Stated task: Convert the lines into a JSON list of strings, one string per line and no blank lines. Begin at the line that has "table-row[interactable]: 眼药水 1" and stop after the line that has "title-bar: 积分兑换礼品 ✕ (1, 1, 554, 21)".

Input for this task:
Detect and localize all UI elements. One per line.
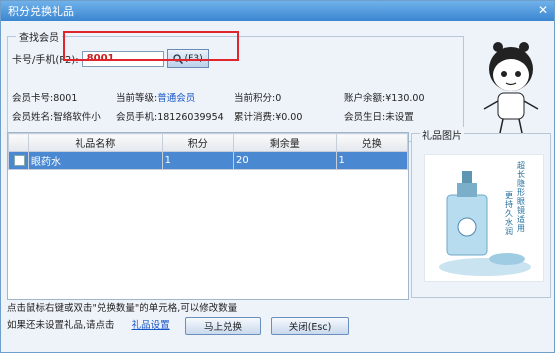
table-row[interactable]: 眼药水 1 20 1 (8, 151, 408, 170)
phone-field: 会员手机:18126039954 (116, 112, 224, 123)
gift-setup-link[interactable]: 礼品设置 (132, 320, 170, 331)
cell-remaining[interactable]: 20 (233, 151, 337, 170)
points-field: 当前积分:0 (234, 93, 282, 104)
modify-quantity-hint: 点击鼠标右键或双击"兑换数量"的单元格,可以修改数量 (7, 303, 238, 314)
title-bar: 积分兑换礼品 ✕ (1, 1, 554, 21)
row-checkbox[interactable] (13, 154, 25, 166)
setup-hint: 如果还未设置礼品,请点击 礼品设置 (7, 320, 170, 331)
name-field: 会员姓名:智络软件小 (12, 112, 101, 123)
cell-gift-name[interactable]: 眼药水 (28, 151, 163, 170)
product-vertical-text: 超长隐形眼镜适用 (517, 161, 525, 233)
cell-points[interactable]: 1 (161, 151, 235, 170)
cartoon-avatar (483, 42, 539, 134)
product-vertical-text-2: 更持久水润 (505, 191, 513, 236)
member-search-group: 查找会员 卡号/手机(F2): (F3) 会员卡号:8001 当前等级:普通会员… (7, 29, 464, 142)
exchange-window: 积分兑换礼品 ✕ 查找会员 卡号/手机(F2): (F3) 会员卡号:8001 … (0, 0, 555, 353)
window-title: 积分兑换礼品 (8, 5, 74, 18)
dialog-body: 查找会员 卡号/手机(F2): (F3) 会员卡号:8001 当前等级:普通会员… (1, 21, 554, 352)
cell-exchange-qty[interactable]: 1 (335, 151, 408, 170)
row-checkbox-cell[interactable] (8, 151, 29, 170)
gift-table: 礼品名称 积分 剩余量 兑换 眼药水 1 20 1 (7, 132, 409, 300)
gift-image-title: 礼品图片 (420, 127, 464, 142)
exchange-now-button[interactable]: 马上兑换 (185, 317, 261, 335)
product-image: 超长隐形眼镜适用 更持久水润 (424, 154, 544, 282)
column-header-points[interactable]: 积分 (161, 133, 235, 152)
balance-field: 账户余额:¥130.00 (344, 93, 425, 104)
card-number-field: 会员卡号:8001 (12, 93, 78, 104)
gift-image-group: 礼品图片 超长隐形眼镜适用 更持久水润 (411, 127, 551, 298)
group-title: 查找会员 (16, 29, 62, 44)
select-column-header (8, 133, 29, 152)
column-header-remaining[interactable]: 剩余量 (233, 133, 337, 152)
close-icon[interactable]: ✕ (536, 4, 550, 18)
level-field: 当前等级:普通会员 (116, 93, 196, 104)
table-header: 礼品名称 积分 剩余量 兑换 (8, 133, 408, 152)
close-button[interactable]: 关闭(Esc) (271, 317, 349, 335)
highlight-box (63, 31, 239, 61)
birthday-field: 会员生日:未设置 (344, 112, 414, 123)
spend-field: 累计消费:¥0.00 (234, 112, 303, 123)
column-header-name[interactable]: 礼品名称 (28, 133, 163, 152)
column-header-exchange[interactable]: 兑换 (335, 133, 408, 152)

Complete answer:
[
  "table-row[interactable]: 眼药水 1 20 1 (8, 151, 408, 170)",
  "phone-field: 会员手机:18126039954 (116, 112, 224, 123)",
  "gift-setup-link[interactable]: 礼品设置 (132, 320, 170, 331)",
  "cell-remaining[interactable]: 20 (233, 151, 337, 170)",
  "points-field: 当前积分:0 (234, 93, 282, 104)",
  "modify-quantity-hint: 点击鼠标右键或双击\"兑换数量\"的单元格,可以修改数量 (7, 303, 238, 314)",
  "title-bar: 积分兑换礼品 ✕ (1, 1, 554, 21)"
]